(Saved data entries)
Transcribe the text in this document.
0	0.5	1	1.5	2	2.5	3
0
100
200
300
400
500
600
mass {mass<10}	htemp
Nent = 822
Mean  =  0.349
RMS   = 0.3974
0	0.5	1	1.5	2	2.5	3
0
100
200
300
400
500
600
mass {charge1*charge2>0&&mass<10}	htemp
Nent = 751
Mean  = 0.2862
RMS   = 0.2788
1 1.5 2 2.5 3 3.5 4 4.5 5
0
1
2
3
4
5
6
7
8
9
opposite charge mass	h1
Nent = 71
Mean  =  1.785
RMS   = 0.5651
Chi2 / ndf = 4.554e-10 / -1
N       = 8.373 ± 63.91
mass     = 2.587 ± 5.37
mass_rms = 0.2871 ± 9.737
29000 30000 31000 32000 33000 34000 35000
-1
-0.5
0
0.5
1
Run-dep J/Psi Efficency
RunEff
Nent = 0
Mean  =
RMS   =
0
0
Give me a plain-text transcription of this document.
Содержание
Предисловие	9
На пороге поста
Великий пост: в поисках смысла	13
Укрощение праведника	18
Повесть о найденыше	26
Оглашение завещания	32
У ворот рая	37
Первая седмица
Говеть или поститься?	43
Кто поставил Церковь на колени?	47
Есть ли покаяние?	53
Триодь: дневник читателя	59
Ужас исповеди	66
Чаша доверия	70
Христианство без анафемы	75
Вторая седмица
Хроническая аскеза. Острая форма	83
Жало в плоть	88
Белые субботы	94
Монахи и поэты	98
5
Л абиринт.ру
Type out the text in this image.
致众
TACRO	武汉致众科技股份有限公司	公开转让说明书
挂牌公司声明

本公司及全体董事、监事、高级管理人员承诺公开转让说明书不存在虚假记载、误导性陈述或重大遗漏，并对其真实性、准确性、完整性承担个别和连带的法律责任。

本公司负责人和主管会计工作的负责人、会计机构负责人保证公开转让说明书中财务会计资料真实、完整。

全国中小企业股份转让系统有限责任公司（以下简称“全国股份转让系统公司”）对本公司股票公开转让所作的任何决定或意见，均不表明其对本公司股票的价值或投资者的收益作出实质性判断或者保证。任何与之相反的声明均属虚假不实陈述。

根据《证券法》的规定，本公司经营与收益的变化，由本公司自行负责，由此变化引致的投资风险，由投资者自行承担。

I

**Your instructions:**
Quote every line from the line containing "Type out the text in this image." through the closing line of the listing, including both.

**Result of this exercise:**
Type out the text in this image.
致众
TACRO	武汉致众科技股份有限公司	公开转让说明书
挂牌公司声明

本公司及全体董事、监事、高级管理人员承诺公开转让说明书不存在虚假记载、误导性陈述或重大遗漏，并对其真实性、准确性、完整性承担个别和连带的法律责任。

本公司负责人和主管会计工作的负责人、会计机构负责人保证公开转让说明书中财务会计资料真实、完整。

全国中小企业股份转让系统有限责任公司（以下简称“全国股份转让系统公司”）对本公司股票公开转让所作的任何决定或意见，均不表明其对本公司股票的价值或投资者的收益作出实质性判断或者保证。任何与之相反的声明均属虚假不实陈述。

根据《证券法》的规定，本公司经营与收益的变化，由本公司自行负责，由此变化引致的投资风险，由投资者自行承担。

I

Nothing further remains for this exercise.